SHORT TASK: Extract all of the entries and give them again, word for word.

:: DATA SUPPLIED

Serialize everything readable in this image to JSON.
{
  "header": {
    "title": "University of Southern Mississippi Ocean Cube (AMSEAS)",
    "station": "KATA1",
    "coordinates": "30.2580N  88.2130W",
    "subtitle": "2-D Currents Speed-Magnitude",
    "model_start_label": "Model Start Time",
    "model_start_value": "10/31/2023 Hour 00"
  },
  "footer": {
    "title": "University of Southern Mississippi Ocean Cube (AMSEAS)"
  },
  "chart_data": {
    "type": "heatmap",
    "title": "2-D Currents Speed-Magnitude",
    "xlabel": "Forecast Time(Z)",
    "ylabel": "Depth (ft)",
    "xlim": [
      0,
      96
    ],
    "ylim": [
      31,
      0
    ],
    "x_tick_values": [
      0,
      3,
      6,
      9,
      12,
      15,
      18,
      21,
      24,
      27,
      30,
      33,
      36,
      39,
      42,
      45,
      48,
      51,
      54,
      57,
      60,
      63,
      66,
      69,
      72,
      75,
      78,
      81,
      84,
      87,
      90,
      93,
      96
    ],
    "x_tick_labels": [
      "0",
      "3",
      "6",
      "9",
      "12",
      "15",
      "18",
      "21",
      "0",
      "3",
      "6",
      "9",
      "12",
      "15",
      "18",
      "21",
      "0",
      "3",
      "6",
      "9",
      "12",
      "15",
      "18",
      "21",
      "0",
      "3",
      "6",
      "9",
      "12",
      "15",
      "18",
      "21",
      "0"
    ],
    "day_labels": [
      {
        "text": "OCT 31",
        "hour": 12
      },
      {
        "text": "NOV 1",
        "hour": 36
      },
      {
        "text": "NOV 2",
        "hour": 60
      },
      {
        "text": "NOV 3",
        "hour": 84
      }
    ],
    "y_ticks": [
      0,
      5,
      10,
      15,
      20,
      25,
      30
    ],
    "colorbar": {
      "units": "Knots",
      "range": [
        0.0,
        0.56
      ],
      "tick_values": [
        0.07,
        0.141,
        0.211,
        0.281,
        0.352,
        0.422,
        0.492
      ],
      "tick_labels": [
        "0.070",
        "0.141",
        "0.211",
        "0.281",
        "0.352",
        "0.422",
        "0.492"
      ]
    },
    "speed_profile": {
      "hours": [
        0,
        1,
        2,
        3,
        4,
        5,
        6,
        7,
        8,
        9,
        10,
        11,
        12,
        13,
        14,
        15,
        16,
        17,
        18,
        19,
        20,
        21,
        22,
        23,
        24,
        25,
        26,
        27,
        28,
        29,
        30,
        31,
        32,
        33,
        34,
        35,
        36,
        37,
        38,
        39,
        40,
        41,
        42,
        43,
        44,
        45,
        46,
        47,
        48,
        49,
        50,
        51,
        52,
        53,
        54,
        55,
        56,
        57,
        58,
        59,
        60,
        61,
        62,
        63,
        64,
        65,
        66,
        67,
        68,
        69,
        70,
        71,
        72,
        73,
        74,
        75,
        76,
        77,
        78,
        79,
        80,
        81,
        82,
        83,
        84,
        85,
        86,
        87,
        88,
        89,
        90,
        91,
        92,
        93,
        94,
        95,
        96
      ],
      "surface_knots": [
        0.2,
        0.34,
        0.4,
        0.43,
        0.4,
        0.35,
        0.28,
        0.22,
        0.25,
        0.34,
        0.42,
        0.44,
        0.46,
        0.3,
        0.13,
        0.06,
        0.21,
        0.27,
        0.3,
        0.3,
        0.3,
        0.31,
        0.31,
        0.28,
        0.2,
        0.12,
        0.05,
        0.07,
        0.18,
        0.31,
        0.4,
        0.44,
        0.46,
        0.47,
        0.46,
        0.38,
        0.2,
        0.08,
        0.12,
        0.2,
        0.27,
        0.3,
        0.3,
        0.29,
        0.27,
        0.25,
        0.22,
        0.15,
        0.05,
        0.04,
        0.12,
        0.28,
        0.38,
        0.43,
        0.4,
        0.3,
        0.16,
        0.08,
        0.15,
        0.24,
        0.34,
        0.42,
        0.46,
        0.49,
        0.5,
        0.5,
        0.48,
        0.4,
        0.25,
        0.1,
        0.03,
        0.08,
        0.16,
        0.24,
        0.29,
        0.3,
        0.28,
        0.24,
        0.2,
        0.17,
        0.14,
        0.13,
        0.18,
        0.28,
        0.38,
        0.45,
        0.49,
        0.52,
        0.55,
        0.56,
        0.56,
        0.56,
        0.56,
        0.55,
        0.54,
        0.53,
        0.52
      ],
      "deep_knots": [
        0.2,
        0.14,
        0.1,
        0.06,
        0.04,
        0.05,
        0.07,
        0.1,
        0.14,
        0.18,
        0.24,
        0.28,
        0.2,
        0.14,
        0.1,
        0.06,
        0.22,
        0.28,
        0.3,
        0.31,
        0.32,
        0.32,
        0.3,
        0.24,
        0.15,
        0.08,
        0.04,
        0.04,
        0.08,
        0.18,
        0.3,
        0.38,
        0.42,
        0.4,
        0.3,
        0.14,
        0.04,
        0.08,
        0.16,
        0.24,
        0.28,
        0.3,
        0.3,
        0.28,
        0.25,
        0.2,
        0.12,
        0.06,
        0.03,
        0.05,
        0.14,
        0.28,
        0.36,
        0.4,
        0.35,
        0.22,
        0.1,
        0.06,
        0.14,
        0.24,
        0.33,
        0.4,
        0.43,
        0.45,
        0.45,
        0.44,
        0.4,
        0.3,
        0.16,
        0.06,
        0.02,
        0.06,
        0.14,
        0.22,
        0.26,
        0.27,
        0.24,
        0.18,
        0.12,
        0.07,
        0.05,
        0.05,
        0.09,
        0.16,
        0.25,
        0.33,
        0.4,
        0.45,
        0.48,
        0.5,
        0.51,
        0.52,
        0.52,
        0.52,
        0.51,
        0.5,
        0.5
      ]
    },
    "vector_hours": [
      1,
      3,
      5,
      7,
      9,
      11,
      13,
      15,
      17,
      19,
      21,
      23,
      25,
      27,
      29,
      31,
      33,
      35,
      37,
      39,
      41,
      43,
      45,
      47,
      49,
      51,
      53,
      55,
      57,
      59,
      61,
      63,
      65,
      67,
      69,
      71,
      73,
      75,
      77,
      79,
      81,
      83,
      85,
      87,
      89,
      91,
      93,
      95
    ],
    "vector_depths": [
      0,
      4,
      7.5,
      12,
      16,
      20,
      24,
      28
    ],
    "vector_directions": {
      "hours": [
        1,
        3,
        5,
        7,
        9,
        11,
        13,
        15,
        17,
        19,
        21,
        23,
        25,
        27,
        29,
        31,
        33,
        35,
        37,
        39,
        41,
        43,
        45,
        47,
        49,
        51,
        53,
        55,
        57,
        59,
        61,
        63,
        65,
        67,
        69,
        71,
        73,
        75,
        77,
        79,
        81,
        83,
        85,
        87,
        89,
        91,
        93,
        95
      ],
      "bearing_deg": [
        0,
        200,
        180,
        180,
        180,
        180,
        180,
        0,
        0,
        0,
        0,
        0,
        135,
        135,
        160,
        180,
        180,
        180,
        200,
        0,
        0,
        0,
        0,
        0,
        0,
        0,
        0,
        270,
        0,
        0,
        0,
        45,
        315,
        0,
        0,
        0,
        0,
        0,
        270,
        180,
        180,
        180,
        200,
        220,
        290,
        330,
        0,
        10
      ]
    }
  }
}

::::

TASK RESPONSE:
Serialize everything readable in this image to JSON.
{
  "header": {
    "title": "University of Southern Mississippi Ocean Cube (AMSEAS)",
    "station": "KATA1",
    "coordinates": "30.2580N  88.2130W",
    "subtitle": "2-D Currents Speed-Magnitude",
    "model_start_label": "Model Start Time",
    "model_start_value": "10/31/2023 Hour 00"
  },
  "footer": {
    "title": "University of Southern Mississippi Ocean Cube (AMSEAS)"
  },
  "chart_data": {
    "type": "heatmap",
    "title": "2-D Currents Speed-Magnitude",
    "xlabel": "Forecast Time(Z)",
    "ylabel": "Depth (ft)",
    "xlim": [
      0,
      96
    ],
    "ylim": [
      31,
      0
    ],
    "x_tick_values": [
      0,
      3,
      6,
      9,
      12,
      15,
      18,
      21,
      24,
      27,
      30,
      33,
      36,
      39,
      42,
      45,
      48,
      51,
      54,
      57,
      60,
      63,
      66,
      69,
      72,
      75,
      78,
      81,
      84,
      87,
      90,
      93,
      96
    ],
    "x_tick_labels": [
      "0",
      "3",
      "6",
      "9",
      "12",
      "15",
      "18",
      "21",
      "0",
      "3",
      "6",
      "9",
      "12",
      "15",
      "18",
      "21",
      "0",
      "3",
      "6",
      "9",
      "12",
      "15",
      "18",
      "21",
      "0",
      "3",
      "6",
      "9",
      "12",
      "15",
      "18",
      "21",
      "0"
    ],
    "day_labels": [
      {
        "text": "OCT 31",
        "hour": 12
      },
      {
        "text": "NOV 1",
        "hour": 36
      },
      {
        "text": "NOV 2",
        "hour": 60
      },
      {
        "text": "NOV 3",
        "hour": 84
      }
    ],
    "y_ticks": [
      0,
      5,
      10,
      15,
      20,
      25,
      30
    ],
    "colorbar": {
      "units": "Knots",
      "range": [
        0.0,
        0.56
      ],
      "tick_values": [
        0.07,
        0.141,
        0.211,
        0.281,
        0.352,
        0.422,
        0.492
      ],
      "tick_labels": [
        "0.070",
        "0.141",
        "0.211",
        "0.281",
        "0.352",
        "0.422",
        "0.492"
      ]
    },
    "speed_profile": {
      "hours": [
        0,
        1,
        2,
        3,
        4,
        5,
        6,
        7,
        8,
        9,
        10,
        11,
        12,
        13,
        14,
        15,
        16,
        17,
        18,
        19,
        20,
        21,
        22,
        23,
        24,
        25,
        26,
        27,
        28,
        29,
        30,
        31,
        32,
        33,
        34,
        35,
        36,
        37,
        38,
        39,
        40,
        41,
        42,
        43,
        44,
        45,
        46,
        47,
        48,
        49,
        50,
        51,
        52,
        53,
        54,
        55,
        56,
        57,
        58,
        59,
        60,
        61,
        62,
        63,
        64,
        65,
        66,
        67,
        68,
        69,
        70,
        71,
        72,
        73,
        74,
        75,
        76,
        77,
        78,
        79,
        80,
        81,
        82,
        83,
        84,
        85,
        86,
        87,
        88,
        89,
        90,
        91,
        92,
        93,
        94,
        95,
        96
      ],
      "surface_knots": [
        0.2,
        0.34,
        0.4,
        0.43,
        0.4,
        0.35,
        0.28,
        0.22,
        0.25,
        0.34,
        0.42,
        0.44,
        0.46,
        0.3,
        0.13,
        0.06,
        0.21,
        0.27,
        0.3,
        0.3,
        0.3,
        0.31,
        0.31,
        0.28,
        0.2,
        0.12,
        0.05,
        0.07,
        0.18,
        0.31,
        0.4,
        0.44,
        0.46,
        0.47,
        0.46,
        0.38,
        0.2,
        0.08,
        0.12,
        0.2,
        0.27,
        0.3,
        0.3,
        0.29,
        0.27,
        0.25,
        0.22,
        0.15,
        0.05,
        0.04,
        0.12,
        0.28,
        0.38,
        0.43,
        0.4,
        0.3,
        0.16,
        0.08,
        0.15,
        0.24,
        0.34,
        0.42,
        0.46,
        0.49,
        0.5,
        0.5,
        0.48,
        0.4,
        0.25,
        0.1,
        0.03,
        0.08,
        0.16,
        0.24,
        0.29,
        0.3,
        0.28,
        0.24,
        0.2,
        0.17,
        0.14,
        0.13,
        0.18,
        0.28,
        0.38,
        0.45,
        0.49,
        0.52,
        0.55,
        0.56,
        0.56,
        0.56,
        0.56,
        0.55,
        0.54,
        0.53,
        0.52
      ],
      "deep_knots": [
        0.2,
        0.14,
        0.1,
        0.06,
        0.04,
        0.05,
        0.07,
        0.1,
        0.14,
        0.18,
        0.24,
        0.28,
        0.2,
        0.14,
        0.1,
        0.06,
        0.22,
        0.28,
        0.3,
        0.31,
        0.32,
        0.32,
        0.3,
        0.24,
        0.15,
        0.08,
        0.04,
        0.04,
        0.08,
        0.18,
        0.3,
        0.38,
        0.42,
        0.4,
        0.3,
        0.14,
        0.04,
        0.08,
        0.16,
        0.24,
        0.28,
        0.3,
        0.3,
        0.28,
        0.25,
        0.2,
        0.12,
        0.06,
        0.03,
        0.05,
        0.14,
        0.28,
        0.36,
        0.4,
        0.35,
        0.22,
        0.1,
        0.06,
        0.14,
        0.24,
        0.33,
        0.4,
        0.43,
        0.45,
        0.45,
        0.44,
        0.4,
        0.3,
        0.16,
        0.06,
        0.02,
        0.06,
        0.14,
        0.22,
        0.26,
        0.27,
        0.24,
        0.18,
        0.12,
        0.07,
        0.05,
        0.05,
        0.09,
        0.16,
        0.25,
        0.33,
        0.4,
        0.45,
        0.48,
        0.5,
        0.51,
        0.52,
        0.52,
        0.52,
        0.51,
        0.5,
        0.5
      ]
    },
    "vector_hours": [
      1,
      3,
      5,
      7,
      9,
      11,
      13,
      15,
      17,
      19,
      21,
      23,
      25,
      27,
      29,
      31,
      33,
      35,
      37,
      39,
      41,
      43,
      45,
      47,
      49,
      51,
      53,
      55,
      57,
      59,
      61,
      63,
      65,
      67,
      69,
      71,
      73,
      75,
      77,
      79,
      81,
      83,
      85,
      87,
      89,
      91,
      93,
      95
    ],
    "vector_depths": [
      0,
      4,
      7.5,
      12,
      16,
      20,
      24,
      28
    ],
    "vector_directions": {
      "hours": [
        1,
        3,
        5,
        7,
        9,
        11,
        13,
        15,
        17,
        19,
        21,
        23,
        25,
        27,
        29,
        31,
        33,
        35,
        37,
        39,
        41,
        43,
        45,
        47,
        49,
        51,
        53,
        55,
        57,
        59,
        61,
        63,
        65,
        67,
        69,
        71,
        73,
        75,
        77,
        79,
        81,
        83,
        85,
        87,
        89,
        91,
        93,
        95
      ],
      "bearing_deg": [
        0,
        200,
        180,
        180,
        180,
        180,
        180,
        0,
        0,
        0,
        0,
        0,
        135,
        135,
        160,
        180,
        180,
        180,
        200,
        0,
        0,
        0,
        0,
        0,
        0,
        0,
        0,
        270,
        0,
        0,
        0,
        45,
        315,
        0,
        0,
        0,
        0,
        0,
        270,
        180,
        180,
        180,
        200,
        220,
        290,
        330,
        0,
        10
      ]
    }
  }
}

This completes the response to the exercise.